== To be done ==
Pick out the lines containing "Windows".

* start *

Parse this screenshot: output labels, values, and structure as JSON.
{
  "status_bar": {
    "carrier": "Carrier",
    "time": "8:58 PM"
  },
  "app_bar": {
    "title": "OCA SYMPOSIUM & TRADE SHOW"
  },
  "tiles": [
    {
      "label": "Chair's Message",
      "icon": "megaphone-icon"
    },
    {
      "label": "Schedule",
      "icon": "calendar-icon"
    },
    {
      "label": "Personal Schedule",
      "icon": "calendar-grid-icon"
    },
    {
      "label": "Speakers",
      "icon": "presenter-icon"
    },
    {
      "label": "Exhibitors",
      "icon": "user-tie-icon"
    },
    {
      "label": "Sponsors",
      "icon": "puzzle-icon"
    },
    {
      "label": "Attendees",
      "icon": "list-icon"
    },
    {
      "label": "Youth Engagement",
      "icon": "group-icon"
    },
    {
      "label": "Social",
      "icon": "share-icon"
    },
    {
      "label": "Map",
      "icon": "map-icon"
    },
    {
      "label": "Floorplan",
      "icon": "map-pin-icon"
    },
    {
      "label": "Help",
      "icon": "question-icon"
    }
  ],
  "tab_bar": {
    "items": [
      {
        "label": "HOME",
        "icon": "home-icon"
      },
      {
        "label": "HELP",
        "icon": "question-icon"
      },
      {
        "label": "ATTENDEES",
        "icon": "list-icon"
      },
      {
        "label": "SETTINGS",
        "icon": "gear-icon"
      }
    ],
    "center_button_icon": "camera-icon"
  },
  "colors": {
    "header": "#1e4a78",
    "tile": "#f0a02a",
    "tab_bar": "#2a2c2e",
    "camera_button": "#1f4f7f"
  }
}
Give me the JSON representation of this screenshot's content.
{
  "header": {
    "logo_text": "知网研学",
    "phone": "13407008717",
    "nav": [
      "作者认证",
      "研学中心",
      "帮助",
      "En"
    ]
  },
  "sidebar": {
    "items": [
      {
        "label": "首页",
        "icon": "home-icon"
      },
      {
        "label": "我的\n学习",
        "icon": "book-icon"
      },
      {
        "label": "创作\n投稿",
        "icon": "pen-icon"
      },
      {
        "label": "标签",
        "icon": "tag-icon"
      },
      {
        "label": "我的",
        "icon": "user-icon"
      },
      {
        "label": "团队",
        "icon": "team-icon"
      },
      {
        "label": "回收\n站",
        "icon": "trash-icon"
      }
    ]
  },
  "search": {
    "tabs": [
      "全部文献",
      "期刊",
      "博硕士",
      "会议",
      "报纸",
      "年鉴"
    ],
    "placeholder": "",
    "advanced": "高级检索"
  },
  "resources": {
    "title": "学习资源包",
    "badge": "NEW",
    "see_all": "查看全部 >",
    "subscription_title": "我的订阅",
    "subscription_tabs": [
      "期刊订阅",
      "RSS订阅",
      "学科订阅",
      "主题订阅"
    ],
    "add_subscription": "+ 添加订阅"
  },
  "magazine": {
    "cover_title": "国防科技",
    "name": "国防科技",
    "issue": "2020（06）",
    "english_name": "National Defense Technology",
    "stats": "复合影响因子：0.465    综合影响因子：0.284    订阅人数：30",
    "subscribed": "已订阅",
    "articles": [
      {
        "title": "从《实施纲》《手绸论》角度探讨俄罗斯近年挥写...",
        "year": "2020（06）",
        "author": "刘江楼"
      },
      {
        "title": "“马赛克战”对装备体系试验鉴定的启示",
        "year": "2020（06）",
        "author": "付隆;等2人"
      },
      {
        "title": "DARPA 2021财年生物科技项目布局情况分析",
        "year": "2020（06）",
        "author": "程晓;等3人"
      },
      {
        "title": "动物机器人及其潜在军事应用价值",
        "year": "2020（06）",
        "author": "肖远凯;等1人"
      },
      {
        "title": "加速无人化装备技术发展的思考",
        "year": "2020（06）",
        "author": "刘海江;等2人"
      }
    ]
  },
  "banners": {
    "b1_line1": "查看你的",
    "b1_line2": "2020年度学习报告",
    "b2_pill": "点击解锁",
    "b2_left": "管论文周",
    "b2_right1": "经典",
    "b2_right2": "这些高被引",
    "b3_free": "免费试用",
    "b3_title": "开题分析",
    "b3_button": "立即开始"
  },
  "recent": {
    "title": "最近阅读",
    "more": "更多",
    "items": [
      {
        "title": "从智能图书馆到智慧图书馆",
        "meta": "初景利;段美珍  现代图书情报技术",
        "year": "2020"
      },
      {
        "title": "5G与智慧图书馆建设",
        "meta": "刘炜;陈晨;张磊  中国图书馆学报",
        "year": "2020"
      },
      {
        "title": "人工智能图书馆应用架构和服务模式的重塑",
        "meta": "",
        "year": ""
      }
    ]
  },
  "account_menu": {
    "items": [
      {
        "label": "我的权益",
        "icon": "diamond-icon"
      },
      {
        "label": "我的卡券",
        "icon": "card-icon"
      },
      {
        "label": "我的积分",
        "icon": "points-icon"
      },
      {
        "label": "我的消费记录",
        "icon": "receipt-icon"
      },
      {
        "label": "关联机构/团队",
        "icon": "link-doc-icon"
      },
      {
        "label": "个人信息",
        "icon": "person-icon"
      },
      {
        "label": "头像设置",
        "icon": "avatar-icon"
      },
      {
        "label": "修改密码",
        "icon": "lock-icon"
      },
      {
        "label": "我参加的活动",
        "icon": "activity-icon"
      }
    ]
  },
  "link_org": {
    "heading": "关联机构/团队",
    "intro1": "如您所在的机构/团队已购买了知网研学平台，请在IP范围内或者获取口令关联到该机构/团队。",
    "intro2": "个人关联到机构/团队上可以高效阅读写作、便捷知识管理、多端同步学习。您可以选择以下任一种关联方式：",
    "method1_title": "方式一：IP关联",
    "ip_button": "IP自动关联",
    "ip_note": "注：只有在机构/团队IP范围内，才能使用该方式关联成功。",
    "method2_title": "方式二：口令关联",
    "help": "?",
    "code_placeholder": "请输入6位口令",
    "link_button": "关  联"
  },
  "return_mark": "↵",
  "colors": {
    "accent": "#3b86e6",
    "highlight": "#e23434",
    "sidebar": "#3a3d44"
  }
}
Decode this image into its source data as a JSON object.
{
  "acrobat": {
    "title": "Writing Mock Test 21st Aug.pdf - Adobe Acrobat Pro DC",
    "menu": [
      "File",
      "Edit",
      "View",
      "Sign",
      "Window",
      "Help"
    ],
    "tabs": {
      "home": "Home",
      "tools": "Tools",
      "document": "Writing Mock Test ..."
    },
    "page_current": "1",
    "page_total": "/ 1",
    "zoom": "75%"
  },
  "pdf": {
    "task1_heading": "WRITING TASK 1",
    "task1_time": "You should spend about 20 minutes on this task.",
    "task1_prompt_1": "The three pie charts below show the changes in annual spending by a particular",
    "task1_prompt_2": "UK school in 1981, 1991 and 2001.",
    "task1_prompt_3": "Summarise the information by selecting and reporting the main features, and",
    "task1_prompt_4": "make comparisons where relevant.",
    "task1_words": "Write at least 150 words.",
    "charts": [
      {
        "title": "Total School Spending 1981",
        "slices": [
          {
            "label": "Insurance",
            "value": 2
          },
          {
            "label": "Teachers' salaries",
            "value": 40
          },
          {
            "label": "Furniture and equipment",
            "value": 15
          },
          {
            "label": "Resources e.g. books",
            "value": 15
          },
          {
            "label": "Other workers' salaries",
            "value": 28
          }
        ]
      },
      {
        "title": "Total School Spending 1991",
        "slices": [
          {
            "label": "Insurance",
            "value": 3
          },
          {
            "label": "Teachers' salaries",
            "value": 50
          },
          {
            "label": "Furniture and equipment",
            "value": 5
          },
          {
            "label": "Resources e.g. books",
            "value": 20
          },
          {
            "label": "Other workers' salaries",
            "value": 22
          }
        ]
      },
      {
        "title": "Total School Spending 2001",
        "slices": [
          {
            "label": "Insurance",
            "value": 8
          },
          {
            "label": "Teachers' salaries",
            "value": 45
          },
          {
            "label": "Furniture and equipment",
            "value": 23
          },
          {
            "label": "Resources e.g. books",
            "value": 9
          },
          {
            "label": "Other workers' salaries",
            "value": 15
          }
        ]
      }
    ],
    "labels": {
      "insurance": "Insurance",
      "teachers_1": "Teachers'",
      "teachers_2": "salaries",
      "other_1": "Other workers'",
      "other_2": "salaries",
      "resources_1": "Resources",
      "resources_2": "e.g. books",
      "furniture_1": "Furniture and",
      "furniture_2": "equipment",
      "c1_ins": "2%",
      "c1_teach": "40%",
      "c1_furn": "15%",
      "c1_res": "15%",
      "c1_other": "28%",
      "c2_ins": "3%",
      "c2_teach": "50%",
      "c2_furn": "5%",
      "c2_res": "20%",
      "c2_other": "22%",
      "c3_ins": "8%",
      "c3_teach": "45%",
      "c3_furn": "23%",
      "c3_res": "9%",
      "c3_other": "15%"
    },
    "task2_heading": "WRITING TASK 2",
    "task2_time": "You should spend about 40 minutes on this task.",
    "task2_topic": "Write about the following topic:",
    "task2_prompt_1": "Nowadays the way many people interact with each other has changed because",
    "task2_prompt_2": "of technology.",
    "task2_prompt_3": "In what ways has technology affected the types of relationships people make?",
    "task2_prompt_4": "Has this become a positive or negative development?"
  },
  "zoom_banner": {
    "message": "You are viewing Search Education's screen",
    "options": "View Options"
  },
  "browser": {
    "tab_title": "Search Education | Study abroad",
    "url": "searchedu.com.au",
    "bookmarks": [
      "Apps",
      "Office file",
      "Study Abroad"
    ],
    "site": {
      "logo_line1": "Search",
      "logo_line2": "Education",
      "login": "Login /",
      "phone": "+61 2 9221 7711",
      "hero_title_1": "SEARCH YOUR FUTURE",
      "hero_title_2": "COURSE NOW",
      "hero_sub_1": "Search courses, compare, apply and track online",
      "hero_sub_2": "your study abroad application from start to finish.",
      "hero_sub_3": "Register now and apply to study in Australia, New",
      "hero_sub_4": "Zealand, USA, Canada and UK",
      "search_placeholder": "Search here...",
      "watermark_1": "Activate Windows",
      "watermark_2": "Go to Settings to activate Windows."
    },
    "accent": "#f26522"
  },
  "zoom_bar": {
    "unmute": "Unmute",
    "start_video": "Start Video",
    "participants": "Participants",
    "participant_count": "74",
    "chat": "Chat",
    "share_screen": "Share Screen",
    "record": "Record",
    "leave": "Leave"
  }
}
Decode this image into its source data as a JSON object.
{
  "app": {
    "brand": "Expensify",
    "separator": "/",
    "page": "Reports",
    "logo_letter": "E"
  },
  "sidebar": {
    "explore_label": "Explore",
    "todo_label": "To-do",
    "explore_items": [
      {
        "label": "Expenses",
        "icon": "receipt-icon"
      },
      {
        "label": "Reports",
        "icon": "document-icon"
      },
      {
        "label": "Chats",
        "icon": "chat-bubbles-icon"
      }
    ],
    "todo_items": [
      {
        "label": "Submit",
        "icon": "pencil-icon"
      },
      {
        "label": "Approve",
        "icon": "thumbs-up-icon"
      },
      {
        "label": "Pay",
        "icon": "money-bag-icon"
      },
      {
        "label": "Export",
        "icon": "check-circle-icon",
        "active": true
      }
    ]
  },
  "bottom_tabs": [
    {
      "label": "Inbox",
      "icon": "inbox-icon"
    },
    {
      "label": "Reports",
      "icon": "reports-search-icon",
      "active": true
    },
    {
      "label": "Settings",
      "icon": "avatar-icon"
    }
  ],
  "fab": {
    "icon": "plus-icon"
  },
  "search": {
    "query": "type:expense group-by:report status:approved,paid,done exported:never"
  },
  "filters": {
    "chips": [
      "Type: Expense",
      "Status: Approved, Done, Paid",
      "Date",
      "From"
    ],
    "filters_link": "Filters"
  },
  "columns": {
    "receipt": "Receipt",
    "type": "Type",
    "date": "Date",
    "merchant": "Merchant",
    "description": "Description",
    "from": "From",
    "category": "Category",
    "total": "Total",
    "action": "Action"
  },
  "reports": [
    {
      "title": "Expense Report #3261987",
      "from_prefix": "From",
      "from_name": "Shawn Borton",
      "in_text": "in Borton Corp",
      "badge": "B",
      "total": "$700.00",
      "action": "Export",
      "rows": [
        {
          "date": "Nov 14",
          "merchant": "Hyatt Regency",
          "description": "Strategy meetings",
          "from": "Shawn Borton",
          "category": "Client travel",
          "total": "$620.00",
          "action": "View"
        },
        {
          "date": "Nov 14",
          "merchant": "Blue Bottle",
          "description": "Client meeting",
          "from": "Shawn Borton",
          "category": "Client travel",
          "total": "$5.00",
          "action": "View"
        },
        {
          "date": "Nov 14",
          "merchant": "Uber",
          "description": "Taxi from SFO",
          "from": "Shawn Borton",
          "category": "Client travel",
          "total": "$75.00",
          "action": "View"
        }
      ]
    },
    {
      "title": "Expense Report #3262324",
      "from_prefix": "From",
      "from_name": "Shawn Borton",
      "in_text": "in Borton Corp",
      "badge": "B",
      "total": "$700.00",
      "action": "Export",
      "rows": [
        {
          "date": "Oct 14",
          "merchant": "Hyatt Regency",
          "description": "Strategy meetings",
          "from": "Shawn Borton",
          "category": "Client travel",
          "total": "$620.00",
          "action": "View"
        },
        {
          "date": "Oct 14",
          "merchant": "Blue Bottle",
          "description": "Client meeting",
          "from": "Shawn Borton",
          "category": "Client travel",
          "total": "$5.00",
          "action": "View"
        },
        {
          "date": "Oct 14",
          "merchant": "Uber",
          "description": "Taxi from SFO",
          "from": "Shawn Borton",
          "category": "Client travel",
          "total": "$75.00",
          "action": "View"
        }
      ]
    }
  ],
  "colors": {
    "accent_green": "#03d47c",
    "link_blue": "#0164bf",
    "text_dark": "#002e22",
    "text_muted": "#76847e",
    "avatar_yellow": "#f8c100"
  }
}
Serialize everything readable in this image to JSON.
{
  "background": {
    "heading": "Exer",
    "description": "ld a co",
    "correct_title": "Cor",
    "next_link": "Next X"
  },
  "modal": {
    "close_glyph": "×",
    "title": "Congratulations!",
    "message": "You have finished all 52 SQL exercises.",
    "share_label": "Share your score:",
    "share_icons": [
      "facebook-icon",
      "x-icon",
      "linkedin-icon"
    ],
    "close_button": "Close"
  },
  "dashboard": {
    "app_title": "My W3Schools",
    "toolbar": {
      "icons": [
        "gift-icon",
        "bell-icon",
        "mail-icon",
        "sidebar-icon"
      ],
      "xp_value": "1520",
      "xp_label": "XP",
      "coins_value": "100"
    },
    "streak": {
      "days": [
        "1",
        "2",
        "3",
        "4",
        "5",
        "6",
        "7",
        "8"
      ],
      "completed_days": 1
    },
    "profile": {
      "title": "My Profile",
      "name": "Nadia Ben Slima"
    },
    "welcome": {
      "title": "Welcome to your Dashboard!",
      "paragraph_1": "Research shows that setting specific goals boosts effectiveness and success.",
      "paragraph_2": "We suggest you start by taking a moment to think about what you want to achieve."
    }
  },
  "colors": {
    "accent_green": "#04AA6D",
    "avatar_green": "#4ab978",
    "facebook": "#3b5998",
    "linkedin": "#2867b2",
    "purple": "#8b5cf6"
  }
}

* end *

== Answer to this task ==
      "watermark_1": "Activate Windows",
      "watermark_2": "Go to Settings to activate Windows."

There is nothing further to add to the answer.